(Excerpt from a dataset)

★ ★ ★ ★ ★

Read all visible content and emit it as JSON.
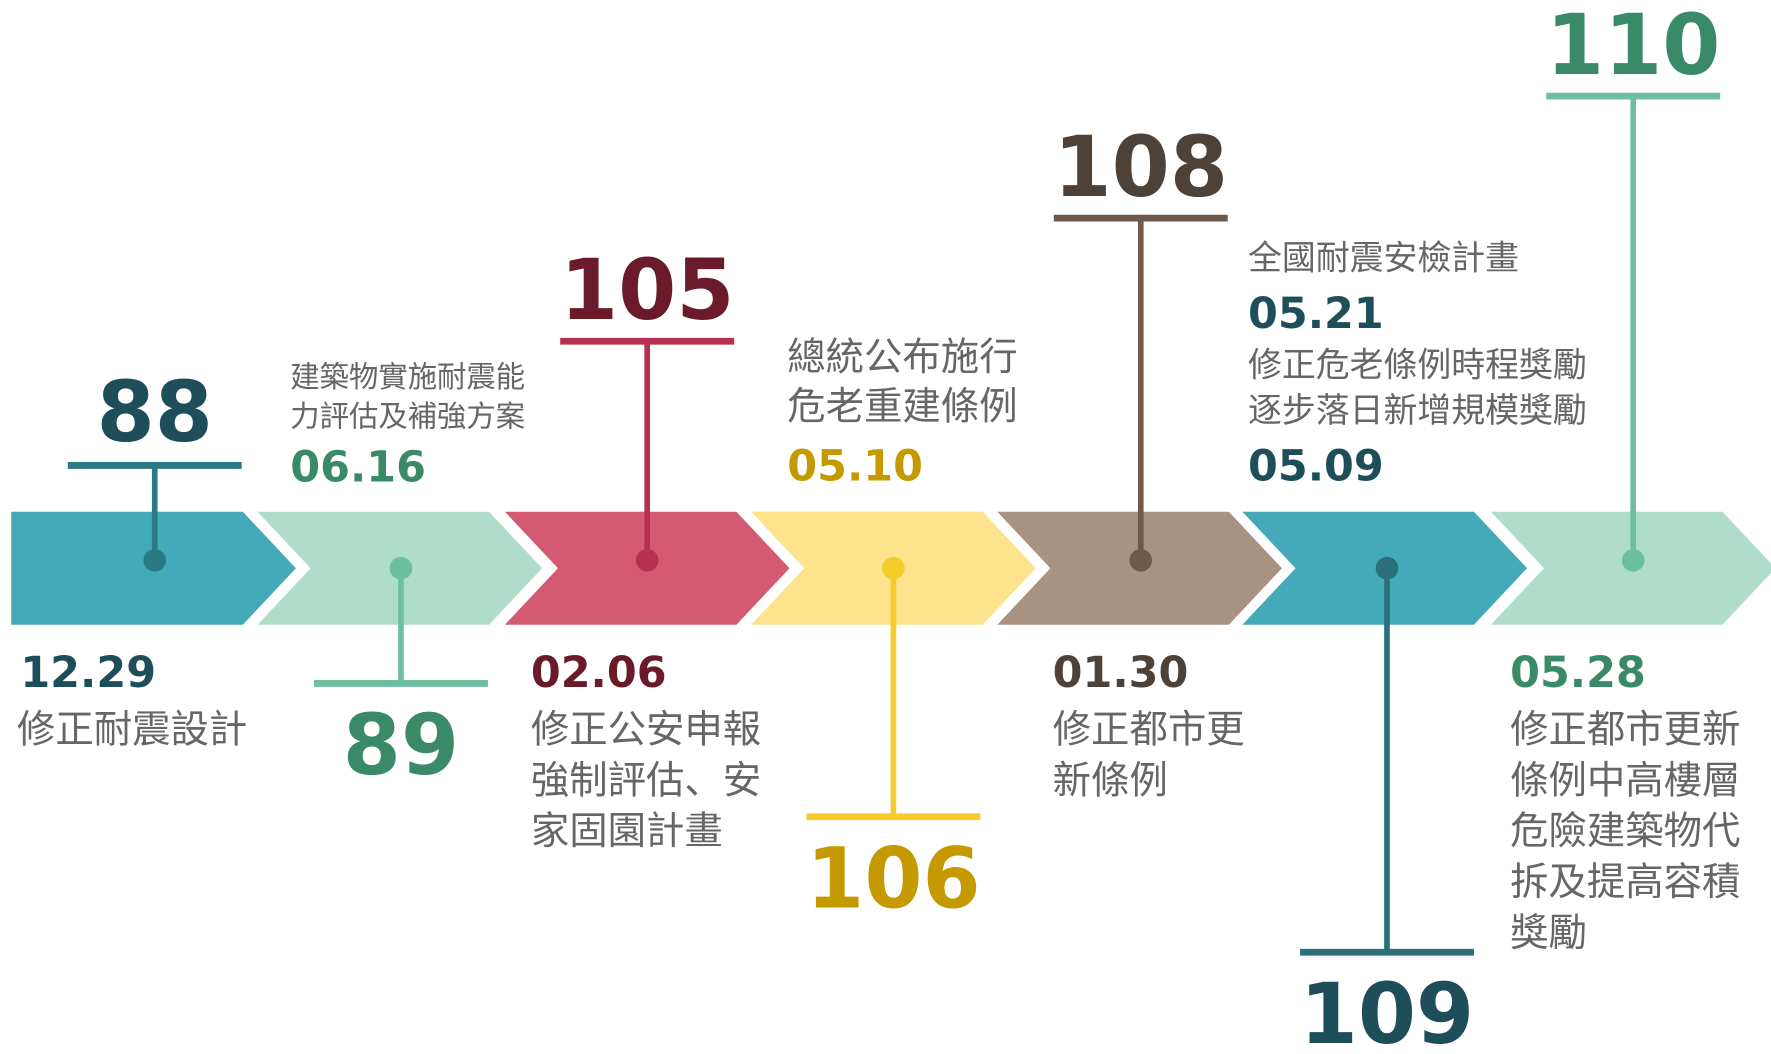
{
  "timeline": [
    {
      "year": "88",
      "date": "12.29",
      "text": [
        "修正耐震設計"
      ]
    },
    {
      "year": "89",
      "date": "06.16",
      "text": [
        "建築物實施耐震能",
        "力評估及補強方案"
      ]
    },
    {
      "year": "105",
      "date": "02.06",
      "text": [
        "修正公安申報",
        "強制評估、安",
        "家固園計畫"
      ]
    },
    {
      "year": "106",
      "date": "05.10",
      "text": [
        "總統公布施行",
        "危老重建條例"
      ]
    },
    {
      "year": "108",
      "date": "01.30",
      "text": [
        "修正都市更",
        "新條例"
      ]
    },
    {
      "year": "109",
      "events": [
        {
          "text": [
            "全國耐震安檢計畫"
          ],
          "date": "05.21"
        },
        {
          "text": [
            "修正危老條例時程獎勵",
            "逐步落日新增規模獎勵"
          ],
          "date": "05.09"
        }
      ]
    },
    {
      "year": "110",
      "date": "05.28",
      "text": [
        "修正都市更新",
        "條例中高樓層",
        "危險建築物代",
        "拆及提高容積",
        "獎勵"
      ]
    }
  ]
}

★ ★ ★ ★ ★

PROBLEM DETAILS
Without including any pictures, output all the entries above exactly.

COMPLETED TASK
Read all visible content and emit it as JSON.
{
  "timeline": [
    {
      "year": "88",
      "date": "12.29",
      "text": [
        "修正耐震設計"
      ]
    },
    {
      "year": "89",
      "date": "06.16",
      "text": [
        "建築物實施耐震能",
        "力評估及補強方案"
      ]
    },
    {
      "year": "105",
      "date": "02.06",
      "text": [
        "修正公安申報",
        "強制評估、安",
        "家固園計畫"
      ]
    },
    {
      "year": "106",
      "date": "05.10",
      "text": [
        "總統公布施行",
        "危老重建條例"
      ]
    },
    {
      "year": "108",
      "date": "01.30",
      "text": [
        "修正都市更",
        "新條例"
      ]
    },
    {
      "year": "109",
      "events": [
        {
          "text": [
            "全國耐震安檢計畫"
          ],
          "date": "05.21"
        },
        {
          "text": [
            "修正危老條例時程獎勵",
            "逐步落日新增規模獎勵"
          ],
          "date": "05.09"
        }
      ]
    },
    {
      "year": "110",
      "date": "05.28",
      "text": [
        "修正都市更新",
        "條例中高樓層",
        "危險建築物代",
        "拆及提高容積",
        "獎勵"
      ]
    }
  ]
}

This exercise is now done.